• Description of the task: According to the ServiceAuthCentral architecture page below, what service holds the key used to sign JWTs?

• Passage for review:
Skip to content

Architecture

The architecture of ServiceAuthCentral takes an opinionated approach to eliminate secrets managed by both ServiceAuthCentral and other applications. The goal of facilitating server-to-server authentication is to provide a secure and scalable solution that can be deployed in a variety of environments. The architecture is designed to be modular and extendable to meet the needs of a variety of use cases.

Key Components

A deployment of ServiceAuthCentral consists of the following components:

  • Token Server (Container, REST API)
  • Manage Server (Container, GraphQL API)
  • Management Web Portal (Static Website)
  • Database (Firestore)
  • Key Management Service (GCP KMS)

Elimination of Secrets

The motivation behind both the design and implementation of ServiceAuthCentral and the applications that utilize it is to eliminate the need for secrets to be managed by both ServiceAuthCentral and the applications that utilize it.

Within ServiceAuthCentral this is accomplished through the following mechanisms:

  • The management and signing of JWTs is done using a KMS key stored in GCP KMS. This allows for the private key used for signing to be managed by GCP KMS and not stored or accessible by the application making it impossible for the application server or administrator to inadvertently expose the private key.

• Recorded information:
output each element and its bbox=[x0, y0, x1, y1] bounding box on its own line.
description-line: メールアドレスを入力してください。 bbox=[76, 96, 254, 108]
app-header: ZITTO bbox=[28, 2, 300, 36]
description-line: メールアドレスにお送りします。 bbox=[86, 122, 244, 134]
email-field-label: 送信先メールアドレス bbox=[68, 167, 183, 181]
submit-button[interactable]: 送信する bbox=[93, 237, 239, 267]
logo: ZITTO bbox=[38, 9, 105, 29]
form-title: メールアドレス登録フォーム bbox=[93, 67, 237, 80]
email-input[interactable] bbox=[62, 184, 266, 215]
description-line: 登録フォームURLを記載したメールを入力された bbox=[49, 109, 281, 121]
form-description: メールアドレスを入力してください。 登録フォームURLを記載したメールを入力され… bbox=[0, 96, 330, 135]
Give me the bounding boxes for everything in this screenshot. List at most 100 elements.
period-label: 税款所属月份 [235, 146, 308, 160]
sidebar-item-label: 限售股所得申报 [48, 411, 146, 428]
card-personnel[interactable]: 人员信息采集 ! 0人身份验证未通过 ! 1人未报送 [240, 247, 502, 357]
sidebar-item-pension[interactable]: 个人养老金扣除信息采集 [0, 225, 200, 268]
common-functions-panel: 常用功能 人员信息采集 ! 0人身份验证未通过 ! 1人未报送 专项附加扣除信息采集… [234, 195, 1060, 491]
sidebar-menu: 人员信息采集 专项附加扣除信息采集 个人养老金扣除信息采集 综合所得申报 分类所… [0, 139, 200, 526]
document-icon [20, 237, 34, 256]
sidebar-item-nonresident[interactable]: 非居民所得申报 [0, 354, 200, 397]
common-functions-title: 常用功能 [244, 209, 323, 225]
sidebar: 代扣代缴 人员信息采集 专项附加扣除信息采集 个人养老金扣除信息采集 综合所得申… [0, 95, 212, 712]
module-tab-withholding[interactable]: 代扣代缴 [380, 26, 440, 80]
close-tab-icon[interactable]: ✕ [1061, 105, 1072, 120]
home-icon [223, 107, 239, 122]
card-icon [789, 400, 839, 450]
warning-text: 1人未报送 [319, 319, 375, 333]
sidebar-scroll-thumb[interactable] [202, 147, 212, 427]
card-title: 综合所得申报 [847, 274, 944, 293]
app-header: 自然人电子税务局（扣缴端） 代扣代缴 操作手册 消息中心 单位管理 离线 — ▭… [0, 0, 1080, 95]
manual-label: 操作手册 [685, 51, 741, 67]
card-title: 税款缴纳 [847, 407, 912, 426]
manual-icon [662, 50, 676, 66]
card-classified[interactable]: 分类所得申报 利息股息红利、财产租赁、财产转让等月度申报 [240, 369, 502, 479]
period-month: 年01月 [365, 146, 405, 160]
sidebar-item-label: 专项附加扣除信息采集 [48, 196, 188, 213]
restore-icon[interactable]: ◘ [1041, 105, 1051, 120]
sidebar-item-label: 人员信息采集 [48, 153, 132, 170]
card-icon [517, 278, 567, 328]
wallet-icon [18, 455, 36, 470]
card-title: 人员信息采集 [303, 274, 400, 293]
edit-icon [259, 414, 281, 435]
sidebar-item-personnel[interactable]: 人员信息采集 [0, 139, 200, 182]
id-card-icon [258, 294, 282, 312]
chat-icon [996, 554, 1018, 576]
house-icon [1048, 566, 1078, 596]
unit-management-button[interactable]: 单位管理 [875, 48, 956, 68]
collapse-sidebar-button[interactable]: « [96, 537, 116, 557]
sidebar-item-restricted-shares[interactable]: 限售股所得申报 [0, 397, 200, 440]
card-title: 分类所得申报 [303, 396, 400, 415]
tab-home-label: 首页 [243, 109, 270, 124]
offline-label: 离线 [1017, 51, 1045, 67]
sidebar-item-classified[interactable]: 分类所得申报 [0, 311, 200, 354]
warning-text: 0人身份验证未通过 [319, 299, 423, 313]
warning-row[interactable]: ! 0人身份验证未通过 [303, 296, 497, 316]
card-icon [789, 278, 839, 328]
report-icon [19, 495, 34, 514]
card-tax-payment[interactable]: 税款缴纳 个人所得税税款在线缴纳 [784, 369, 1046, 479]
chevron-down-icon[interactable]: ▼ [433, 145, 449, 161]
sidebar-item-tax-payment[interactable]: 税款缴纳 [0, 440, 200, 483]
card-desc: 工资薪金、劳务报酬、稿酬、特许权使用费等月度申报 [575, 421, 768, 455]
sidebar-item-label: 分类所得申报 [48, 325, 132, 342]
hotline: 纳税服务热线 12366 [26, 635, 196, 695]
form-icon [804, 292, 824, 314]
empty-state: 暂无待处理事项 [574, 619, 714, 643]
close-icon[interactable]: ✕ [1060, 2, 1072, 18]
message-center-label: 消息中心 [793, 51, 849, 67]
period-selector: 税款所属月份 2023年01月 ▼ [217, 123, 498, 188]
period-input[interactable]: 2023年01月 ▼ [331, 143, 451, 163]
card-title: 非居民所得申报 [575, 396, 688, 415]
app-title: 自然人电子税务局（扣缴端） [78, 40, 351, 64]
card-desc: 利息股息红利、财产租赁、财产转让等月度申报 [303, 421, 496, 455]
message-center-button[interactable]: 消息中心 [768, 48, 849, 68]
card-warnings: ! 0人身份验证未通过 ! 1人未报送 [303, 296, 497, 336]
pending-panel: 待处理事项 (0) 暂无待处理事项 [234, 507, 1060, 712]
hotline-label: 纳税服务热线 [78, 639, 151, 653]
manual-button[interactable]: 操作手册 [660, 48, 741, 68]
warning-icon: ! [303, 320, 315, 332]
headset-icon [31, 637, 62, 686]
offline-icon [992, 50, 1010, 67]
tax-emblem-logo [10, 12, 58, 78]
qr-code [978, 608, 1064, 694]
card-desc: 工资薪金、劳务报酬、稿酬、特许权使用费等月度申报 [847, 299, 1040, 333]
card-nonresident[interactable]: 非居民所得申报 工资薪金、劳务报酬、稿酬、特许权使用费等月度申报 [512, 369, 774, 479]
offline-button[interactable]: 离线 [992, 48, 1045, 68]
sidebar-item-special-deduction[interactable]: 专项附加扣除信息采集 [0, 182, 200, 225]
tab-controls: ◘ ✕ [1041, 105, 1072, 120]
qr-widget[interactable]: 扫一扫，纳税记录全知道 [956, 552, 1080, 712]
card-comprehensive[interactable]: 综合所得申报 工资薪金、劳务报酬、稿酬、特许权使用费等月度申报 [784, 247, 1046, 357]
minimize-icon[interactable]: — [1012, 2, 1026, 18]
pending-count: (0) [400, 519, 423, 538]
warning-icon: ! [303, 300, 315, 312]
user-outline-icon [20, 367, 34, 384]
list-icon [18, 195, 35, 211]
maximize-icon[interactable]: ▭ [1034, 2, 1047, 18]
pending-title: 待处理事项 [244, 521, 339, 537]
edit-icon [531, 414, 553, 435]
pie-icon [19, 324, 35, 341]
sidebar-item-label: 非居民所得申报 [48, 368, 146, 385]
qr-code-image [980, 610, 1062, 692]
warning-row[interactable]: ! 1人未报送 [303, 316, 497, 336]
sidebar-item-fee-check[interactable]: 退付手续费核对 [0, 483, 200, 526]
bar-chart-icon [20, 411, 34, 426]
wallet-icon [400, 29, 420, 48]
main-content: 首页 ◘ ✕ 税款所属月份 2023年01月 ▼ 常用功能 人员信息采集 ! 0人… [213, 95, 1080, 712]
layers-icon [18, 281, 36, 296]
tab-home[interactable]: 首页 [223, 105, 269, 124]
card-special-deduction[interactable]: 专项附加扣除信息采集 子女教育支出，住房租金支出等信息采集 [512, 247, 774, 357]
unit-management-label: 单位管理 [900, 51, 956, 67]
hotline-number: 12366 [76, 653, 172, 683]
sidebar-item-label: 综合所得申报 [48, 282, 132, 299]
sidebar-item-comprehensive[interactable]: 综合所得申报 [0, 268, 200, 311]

• Task answer: GCP KMS (Key Management Service).